## BEGIN DATASET EXTRACT

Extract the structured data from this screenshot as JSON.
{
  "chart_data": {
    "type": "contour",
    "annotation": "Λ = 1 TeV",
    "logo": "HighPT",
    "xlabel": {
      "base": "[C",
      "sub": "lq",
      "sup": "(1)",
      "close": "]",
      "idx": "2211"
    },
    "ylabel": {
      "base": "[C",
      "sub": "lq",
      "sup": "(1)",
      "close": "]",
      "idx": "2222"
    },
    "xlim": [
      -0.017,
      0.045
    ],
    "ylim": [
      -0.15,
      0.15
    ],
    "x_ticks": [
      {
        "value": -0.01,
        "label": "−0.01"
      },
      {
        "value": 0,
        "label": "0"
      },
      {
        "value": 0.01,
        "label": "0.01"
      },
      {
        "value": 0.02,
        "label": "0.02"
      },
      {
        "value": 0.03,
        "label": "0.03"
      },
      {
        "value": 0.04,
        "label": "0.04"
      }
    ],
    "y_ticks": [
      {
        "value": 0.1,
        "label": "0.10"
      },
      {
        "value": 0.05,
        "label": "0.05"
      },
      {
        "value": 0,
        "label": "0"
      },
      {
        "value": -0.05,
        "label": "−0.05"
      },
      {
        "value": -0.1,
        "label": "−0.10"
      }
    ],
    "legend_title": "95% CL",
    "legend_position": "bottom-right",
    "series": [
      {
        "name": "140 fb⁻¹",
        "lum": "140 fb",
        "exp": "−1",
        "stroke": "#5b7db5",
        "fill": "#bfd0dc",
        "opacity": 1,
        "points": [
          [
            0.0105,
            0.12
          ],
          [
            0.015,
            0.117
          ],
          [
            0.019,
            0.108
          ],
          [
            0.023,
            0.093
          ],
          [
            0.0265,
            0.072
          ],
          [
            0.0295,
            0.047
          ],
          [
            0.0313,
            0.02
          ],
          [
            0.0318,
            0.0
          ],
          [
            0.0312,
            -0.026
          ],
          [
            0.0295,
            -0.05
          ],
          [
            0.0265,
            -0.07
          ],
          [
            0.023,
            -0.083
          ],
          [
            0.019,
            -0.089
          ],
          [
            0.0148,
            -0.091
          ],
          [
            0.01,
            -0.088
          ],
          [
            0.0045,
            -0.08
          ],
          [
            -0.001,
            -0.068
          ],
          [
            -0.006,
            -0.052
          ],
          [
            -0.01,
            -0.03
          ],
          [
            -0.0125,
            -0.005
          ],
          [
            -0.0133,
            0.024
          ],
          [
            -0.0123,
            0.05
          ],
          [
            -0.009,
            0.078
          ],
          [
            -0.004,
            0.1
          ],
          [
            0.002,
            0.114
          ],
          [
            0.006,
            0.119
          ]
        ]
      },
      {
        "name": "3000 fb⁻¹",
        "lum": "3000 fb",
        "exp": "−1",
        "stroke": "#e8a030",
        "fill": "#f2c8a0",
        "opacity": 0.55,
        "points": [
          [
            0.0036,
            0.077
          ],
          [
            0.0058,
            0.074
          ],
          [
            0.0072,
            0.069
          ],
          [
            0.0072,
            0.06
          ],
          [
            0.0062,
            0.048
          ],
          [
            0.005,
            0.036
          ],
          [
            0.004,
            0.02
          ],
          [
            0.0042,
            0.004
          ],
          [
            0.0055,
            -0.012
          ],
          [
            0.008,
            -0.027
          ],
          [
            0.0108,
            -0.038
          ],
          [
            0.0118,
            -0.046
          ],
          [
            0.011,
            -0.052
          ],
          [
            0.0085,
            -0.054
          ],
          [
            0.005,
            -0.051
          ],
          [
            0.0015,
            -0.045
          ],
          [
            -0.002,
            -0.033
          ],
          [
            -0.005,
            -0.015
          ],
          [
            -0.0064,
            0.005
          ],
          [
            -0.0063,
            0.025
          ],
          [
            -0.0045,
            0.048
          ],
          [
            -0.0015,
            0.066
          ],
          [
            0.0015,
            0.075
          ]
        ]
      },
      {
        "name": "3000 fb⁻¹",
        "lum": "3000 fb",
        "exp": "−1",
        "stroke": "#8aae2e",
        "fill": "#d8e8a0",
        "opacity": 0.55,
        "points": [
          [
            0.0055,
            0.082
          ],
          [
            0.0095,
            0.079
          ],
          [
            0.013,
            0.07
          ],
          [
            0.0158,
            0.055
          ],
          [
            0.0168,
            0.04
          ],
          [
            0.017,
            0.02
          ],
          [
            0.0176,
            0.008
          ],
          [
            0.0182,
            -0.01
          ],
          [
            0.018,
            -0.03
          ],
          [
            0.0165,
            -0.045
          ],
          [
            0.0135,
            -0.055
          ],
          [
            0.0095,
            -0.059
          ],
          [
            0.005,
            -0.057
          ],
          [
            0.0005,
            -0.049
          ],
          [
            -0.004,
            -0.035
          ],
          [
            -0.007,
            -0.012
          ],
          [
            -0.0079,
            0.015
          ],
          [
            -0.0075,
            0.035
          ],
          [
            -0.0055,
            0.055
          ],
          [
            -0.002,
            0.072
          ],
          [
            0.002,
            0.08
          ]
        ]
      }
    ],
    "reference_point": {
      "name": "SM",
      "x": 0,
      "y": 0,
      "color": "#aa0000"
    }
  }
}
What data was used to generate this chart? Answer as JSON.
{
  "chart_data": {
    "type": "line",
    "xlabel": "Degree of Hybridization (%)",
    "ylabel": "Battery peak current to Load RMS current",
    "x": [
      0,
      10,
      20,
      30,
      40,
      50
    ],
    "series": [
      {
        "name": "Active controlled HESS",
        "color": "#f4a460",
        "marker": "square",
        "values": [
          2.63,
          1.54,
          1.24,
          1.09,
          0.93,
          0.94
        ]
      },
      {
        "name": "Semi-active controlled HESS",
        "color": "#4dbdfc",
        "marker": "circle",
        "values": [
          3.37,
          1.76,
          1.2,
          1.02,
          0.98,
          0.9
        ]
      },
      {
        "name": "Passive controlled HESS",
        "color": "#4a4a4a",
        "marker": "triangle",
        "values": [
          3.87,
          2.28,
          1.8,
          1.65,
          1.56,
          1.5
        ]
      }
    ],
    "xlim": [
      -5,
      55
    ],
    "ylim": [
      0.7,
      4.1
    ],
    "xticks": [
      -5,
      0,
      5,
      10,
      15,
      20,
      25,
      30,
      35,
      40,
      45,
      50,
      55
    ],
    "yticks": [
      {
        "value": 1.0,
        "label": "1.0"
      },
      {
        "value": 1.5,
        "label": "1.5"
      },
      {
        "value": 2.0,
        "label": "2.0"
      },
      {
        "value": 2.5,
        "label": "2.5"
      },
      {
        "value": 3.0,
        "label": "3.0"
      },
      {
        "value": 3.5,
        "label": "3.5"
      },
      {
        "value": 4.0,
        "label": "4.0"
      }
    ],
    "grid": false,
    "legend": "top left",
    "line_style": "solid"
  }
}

## END DATASET EXTRACT

Nothing may be left out: return each entry exactly as it reads.

Extract the structured data from this screenshot as JSON.
{
  "chart_data": {
    "type": "contour",
    "annotation": "Λ = 1 TeV",
    "logo": "HighPT",
    "xlabel": {
      "base": "[C",
      "sub": "lq",
      "sup": "(1)",
      "close": "]",
      "idx": "2211"
    },
    "ylabel": {
      "base": "[C",
      "sub": "lq",
      "sup": "(1)",
      "close": "]",
      "idx": "2222"
    },
    "xlim": [
      -0.017,
      0.045
    ],
    "ylim": [
      -0.15,
      0.15
    ],
    "x_ticks": [
      {
        "value": -0.01,
        "label": "−0.01"
      },
      {
        "value": 0,
        "label": "0"
      },
      {
        "value": 0.01,
        "label": "0.01"
      },
      {
        "value": 0.02,
        "label": "0.02"
      },
      {
        "value": 0.03,
        "label": "0.03"
      },
      {
        "value": 0.04,
        "label": "0.04"
      }
    ],
    "y_ticks": [
      {
        "value": 0.1,
        "label": "0.10"
      },
      {
        "value": 0.05,
        "label": "0.05"
      },
      {
        "value": 0,
        "label": "0"
      },
      {
        "value": -0.05,
        "label": "−0.05"
      },
      {
        "value": -0.1,
        "label": "−0.10"
      }
    ],
    "legend_title": "95% CL",
    "legend_position": "bottom-right",
    "series": [
      {
        "name": "140 fb⁻¹",
        "lum": "140 fb",
        "exp": "−1",
        "stroke": "#5b7db5",
        "fill": "#bfd0dc",
        "opacity": 1,
        "points": [
          [
            0.0105,
            0.12
          ],
          [
            0.015,
            0.117
          ],
          [
            0.019,
            0.108
          ],
          [
            0.023,
            0.093
          ],
          [
            0.0265,
            0.072
          ],
          [
            0.0295,
            0.047
          ],
          [
            0.0313,
            0.02
          ],
          [
            0.0318,
            0.0
          ],
          [
            0.0312,
            -0.026
          ],
          [
            0.0295,
            -0.05
          ],
          [
            0.0265,
            -0.07
          ],
          [
            0.023,
            -0.083
          ],
          [
            0.019,
            -0.089
          ],
          [
            0.0148,
            -0.091
          ],
          [
            0.01,
            -0.088
          ],
          [
            0.0045,
            -0.08
          ],
          [
            -0.001,
            -0.068
          ],
          [
            -0.006,
            -0.052
          ],
          [
            -0.01,
            -0.03
          ],
          [
            -0.0125,
            -0.005
          ],
          [
            -0.0133,
            0.024
          ],
          [
            -0.0123,
            0.05
          ],
          [
            -0.009,
            0.078
          ],
          [
            -0.004,
            0.1
          ],
          [
            0.002,
            0.114
          ],
          [
            0.006,
            0.119
          ]
        ]
      },
      {
        "name": "3000 fb⁻¹",
        "lum": "3000 fb",
        "exp": "−1",
        "stroke": "#e8a030",
        "fill": "#f2c8a0",
        "opacity": 0.55,
        "points": [
          [
            0.0036,
            0.077
          ],
          [
            0.0058,
            0.074
          ],
          [
            0.0072,
            0.069
          ],
          [
            0.0072,
            0.06
          ],
          [
            0.0062,
            0.048
          ],
          [
            0.005,
            0.036
          ],
          [
            0.004,
            0.02
          ],
          [
            0.0042,
            0.004
          ],
          [
            0.0055,
            -0.012
          ],
          [
            0.008,
            -0.027
          ],
          [
            0.0108,
            -0.038
          ],
          [
            0.0118,
            -0.046
          ],
          [
            0.011,
            -0.052
          ],
          [
            0.0085,
            -0.054
          ],
          [
            0.005,
            -0.051
          ],
          [
            0.0015,
            -0.045
          ],
          [
            -0.002,
            -0.033
          ],
          [
            -0.005,
            -0.015
          ],
          [
            -0.0064,
            0.005
          ],
          [
            -0.0063,
            0.025
          ],
          [
            -0.0045,
            0.048
          ],
          [
            -0.0015,
            0.066
          ],
          [
            0.0015,
            0.075
          ]
        ]
      },
      {
        "name": "3000 fb⁻¹",
        "lum": "3000 fb",
        "exp": "−1",
        "stroke": "#8aae2e",
        "fill": "#d8e8a0",
        "opacity": 0.55,
        "points": [
          [
            0.0055,
            0.082
          ],
          [
            0.0095,
            0.079
          ],
          [
            0.013,
            0.07
          ],
          [
            0.0158,
            0.055
          ],
          [
            0.0168,
            0.04
          ],
          [
            0.017,
            0.02
          ],
          [
            0.0176,
            0.008
          ],
          [
            0.0182,
            -0.01
          ],
          [
            0.018,
            -0.03
          ],
          [
            0.0165,
            -0.045
          ],
          [
            0.0135,
            -0.055
          ],
          [
            0.0095,
            -0.059
          ],
          [
            0.005,
            -0.057
          ],
          [
            0.0005,
            -0.049
          ],
          [
            -0.004,
            -0.035
          ],
          [
            -0.007,
            -0.012
          ],
          [
            -0.0079,
            0.015
          ],
          [
            -0.0075,
            0.035
          ],
          [
            -0.0055,
            0.055
          ],
          [
            -0.002,
            0.072
          ],
          [
            0.002,
            0.08
          ]
        ]
      }
    ],
    "reference_point": {
      "name": "SM",
      "x": 0,
      "y": 0,
      "color": "#aa0000"
    }
  }
}
What data was used to generate this chart? Answer as JSON.
{
  "chart_data": {
    "type": "line",
    "xlabel": "Degree of Hybridization (%)",
    "ylabel": "Battery peak current to Load RMS current",
    "x": [
      0,
      10,
      20,
      30,
      40,
      50
    ],
    "series": [
      {
        "name": "Active controlled HESS",
        "color": "#f4a460",
        "marker": "square",
        "values": [
          2.63,
          1.54,
          1.24,
          1.09,
          0.93,
          0.94
        ]
      },
      {
        "name": "Semi-active controlled HESS",
        "color": "#4dbdfc",
        "marker": "circle",
        "values": [
          3.37,
          1.76,
          1.2,
          1.02,
          0.98,
          0.9
        ]
      },
      {
        "name": "Passive controlled HESS",
        "color": "#4a4a4a",
        "marker": "triangle",
        "values": [
          3.87,
          2.28,
          1.8,
          1.65,
          1.56,
          1.5
        ]
      }
    ],
    "xlim": [
      -5,
      55
    ],
    "ylim": [
      0.7,
      4.1
    ],
    "xticks": [
      -5,
      0,
      5,
      10,
      15,
      20,
      25,
      30,
      35,
      40,
      45,
      50,
      55
    ],
    "yticks": [
      {
        "value": 1.0,
        "label": "1.0"
      },
      {
        "value": 1.5,
        "label": "1.5"
      },
      {
        "value": 2.0,
        "label": "2.0"
      },
      {
        "value": 2.5,
        "label": "2.5"
      },
      {
        "value": 3.0,
        "label": "3.0"
      },
      {
        "value": 3.5,
        "label": "3.5"
      },
      {
        "value": 4.0,
        "label": "4.0"
      }
    ],
    "grid": false,
    "legend": "top left",
    "line_style": "solid"
  }
}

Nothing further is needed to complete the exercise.